# [Your instructions]
Identify the lines containing the word "Manufactured". Copy each one.

# [Records for this exercise]
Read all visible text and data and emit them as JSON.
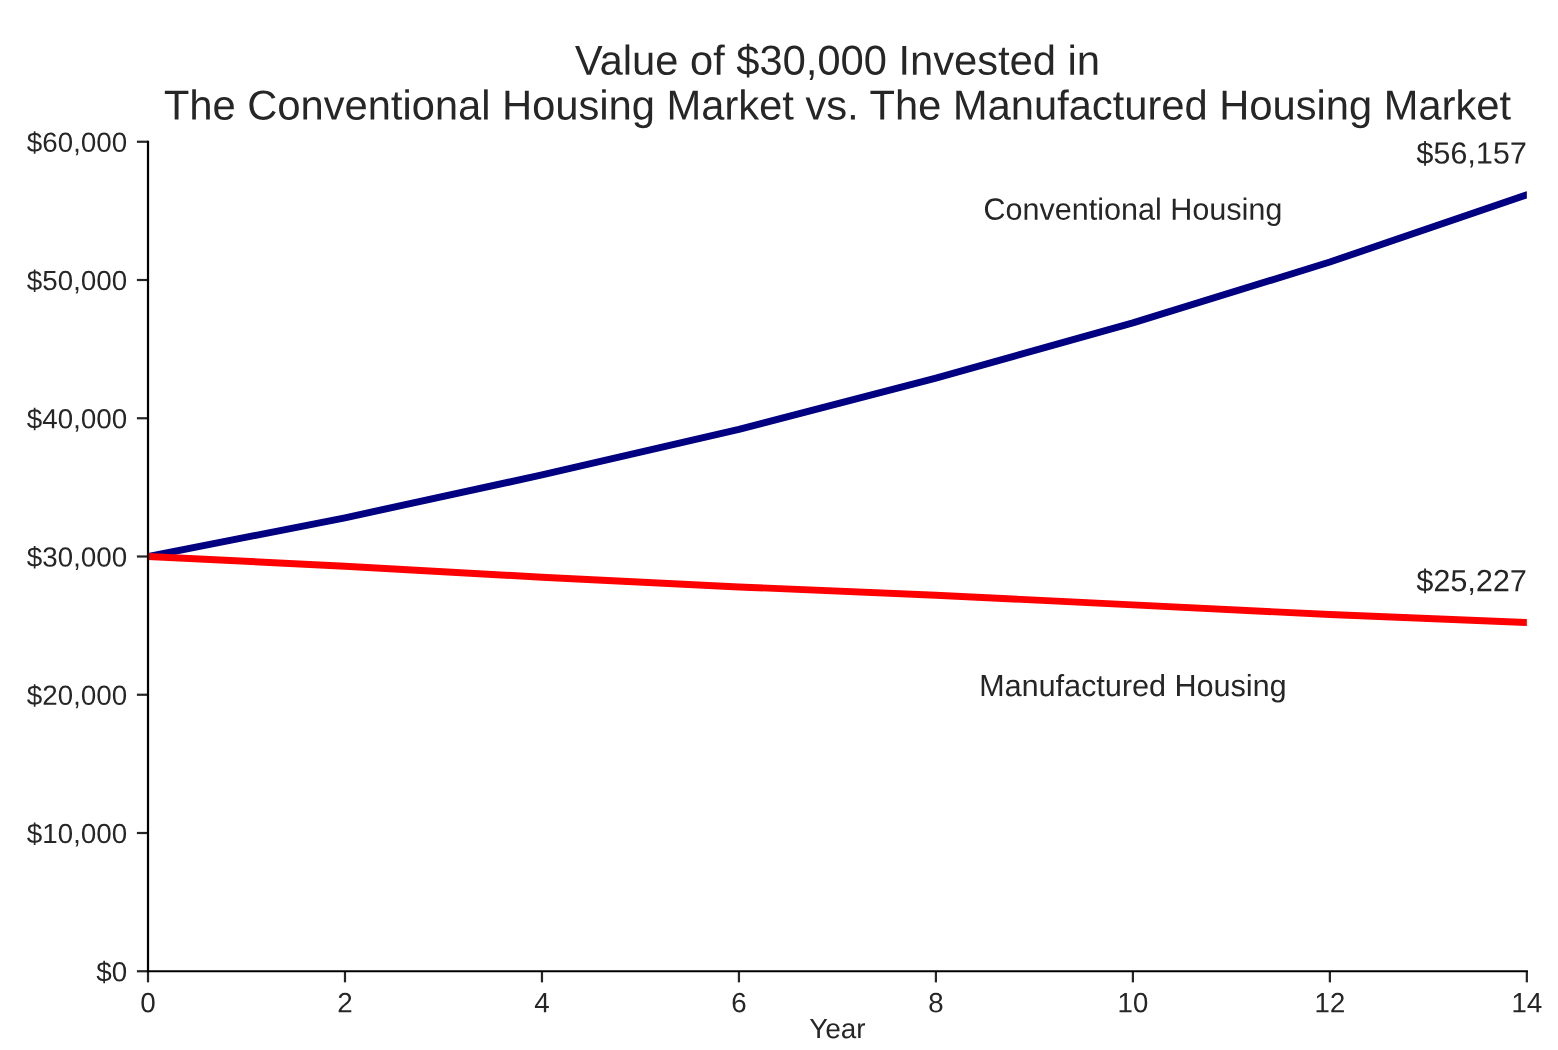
{
  "chart_data": {
    "type": "line",
    "title": "Value of $30,000 Invested in\nThe Conventional Housing Market vs. The Manufactured Housing Market",
    "xlabel": "Year",
    "x": [
      0,
      2,
      4,
      6,
      8,
      10,
      12,
      14
    ],
    "series": [
      {
        "name": "Conventional Housing",
        "color": "#000080",
        "values": [
          30000,
          32800,
          35900,
          39200,
          42900,
          46900,
          51300,
          56157
        ],
        "value_labels": [
          null,
          null,
          null,
          null,
          null,
          null,
          null,
          "$56,157"
        ]
      },
      {
        "name": "Manufactured Housing",
        "color": "#ff0000",
        "values": [
          30000,
          29300,
          28500,
          27800,
          27200,
          26500,
          25800,
          25227
        ],
        "value_labels": [
          null,
          null,
          null,
          null,
          null,
          null,
          null,
          "$25,227"
        ]
      }
    ],
    "xlim": [
      0,
      14
    ],
    "xticks": [
      0,
      2,
      4,
      6,
      8,
      10,
      12,
      14
    ],
    "ylim": [
      0,
      60000
    ],
    "yticks": [
      {
        "value": 0,
        "label": "$0"
      },
      {
        "value": 10000,
        "label": "$10,000"
      },
      {
        "value": 20000,
        "label": "$20,000"
      },
      {
        "value": 30000,
        "label": "$30,000"
      },
      {
        "value": 40000,
        "label": "$40,000"
      },
      {
        "value": 50000,
        "label": "$50,000"
      },
      {
        "value": 60000,
        "label": "$60,000"
      }
    ],
    "grid": false,
    "legend": false,
    "marker": "none",
    "line_style": "solid"
  }
}
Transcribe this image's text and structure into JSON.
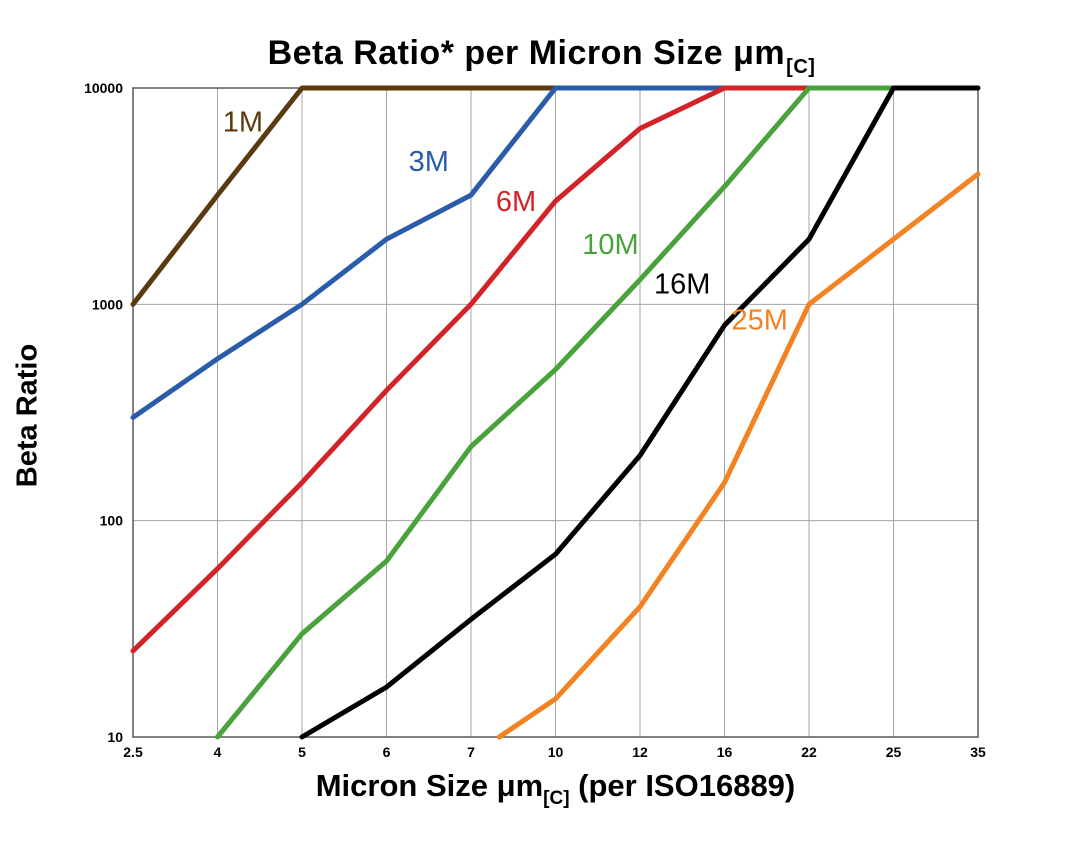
{
  "page": {
    "background": "#ffffff"
  },
  "chart_data": {
    "type": "line",
    "title": "Beta Ratio* per Micron Size μm[C]",
    "title_parts": {
      "main": "Beta Ratio* per Micron Size μm",
      "sub": "[C]"
    },
    "xlabel": "Micron Size μm[C] (per ISO16889)",
    "xlabel_parts": {
      "pre": "Micron Size μm",
      "sub": "[C]",
      "post": " (per ISO16889)"
    },
    "ylabel": "Beta Ratio",
    "x_scale": "category",
    "y_scale": "log",
    "categories": [
      "2.5",
      "4",
      "5",
      "6",
      "7",
      "10",
      "12",
      "16",
      "22",
      "25",
      "35"
    ],
    "category_values": [
      2.5,
      4,
      5,
      6,
      7,
      10,
      12,
      16,
      22,
      25,
      35
    ],
    "y_ticks": [
      10,
      100,
      1000,
      10000
    ],
    "ylim": [
      10,
      10000
    ],
    "grid": true,
    "grid_color": "#a6a6a6",
    "border_color": "#595959",
    "series": [
      {
        "name": "1M",
        "color": "#5b3a10",
        "points": [
          [
            2.5,
            1000
          ],
          [
            4,
            3200
          ],
          [
            5,
            10000
          ],
          [
            10,
            10000
          ]
        ]
      },
      {
        "name": "3M",
        "color": "#2a5caa",
        "points": [
          [
            2.5,
            300
          ],
          [
            4,
            560
          ],
          [
            5,
            1000
          ],
          [
            6,
            2000
          ],
          [
            7,
            3200
          ],
          [
            10,
            10000
          ],
          [
            16,
            10000
          ]
        ]
      },
      {
        "name": "6M",
        "color": "#d22428",
        "points": [
          [
            2.5,
            25
          ],
          [
            4,
            60
          ],
          [
            5,
            150
          ],
          [
            6,
            400
          ],
          [
            7,
            1000
          ],
          [
            10,
            3000
          ],
          [
            12,
            6500
          ],
          [
            16,
            10000
          ],
          [
            22,
            10000
          ]
        ]
      },
      {
        "name": "10M",
        "color": "#4aa23c",
        "points": [
          [
            4,
            10
          ],
          [
            5,
            30
          ],
          [
            6,
            65
          ],
          [
            7,
            220
          ],
          [
            10,
            500
          ],
          [
            12,
            1300
          ],
          [
            16,
            3500
          ],
          [
            22,
            10000
          ],
          [
            25,
            10000
          ]
        ]
      },
      {
        "name": "16M",
        "color": "#000000",
        "points": [
          [
            5,
            10
          ],
          [
            6,
            17
          ],
          [
            7,
            35
          ],
          [
            10,
            70
          ],
          [
            12,
            200
          ],
          [
            16,
            800
          ],
          [
            22,
            2000
          ],
          [
            25,
            10000
          ],
          [
            35,
            10000
          ]
        ]
      },
      {
        "name": "25M",
        "color": "#f28222",
        "points": [
          [
            8,
            10
          ],
          [
            10,
            15
          ],
          [
            12,
            40
          ],
          [
            16,
            150
          ],
          [
            22,
            1000
          ],
          [
            25,
            2000
          ],
          [
            35,
            4000
          ]
        ]
      }
    ],
    "annotations": [
      {
        "text": "1M",
        "x": 4.3,
        "y": 7000,
        "color": "#5b3a10"
      },
      {
        "text": "3M",
        "x": 6.5,
        "y": 4600,
        "color": "#2a5caa"
      },
      {
        "text": "6M",
        "x": 8.6,
        "y": 3000,
        "color": "#d22428"
      },
      {
        "text": "10M",
        "x": 11.3,
        "y": 1900,
        "color": "#4aa23c"
      },
      {
        "text": "16M",
        "x": 14.0,
        "y": 1250,
        "color": "#000000"
      },
      {
        "text": "25M",
        "x": 18.5,
        "y": 850,
        "color": "#f28222"
      }
    ],
    "legend": "none (inline series labels)"
  }
}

# [Finished task]
    "title": "Value of $30,000 Invested in\nThe Conventional Housing Market vs. The Manufactured Housing Market",
        "name": "Manufactured Housing",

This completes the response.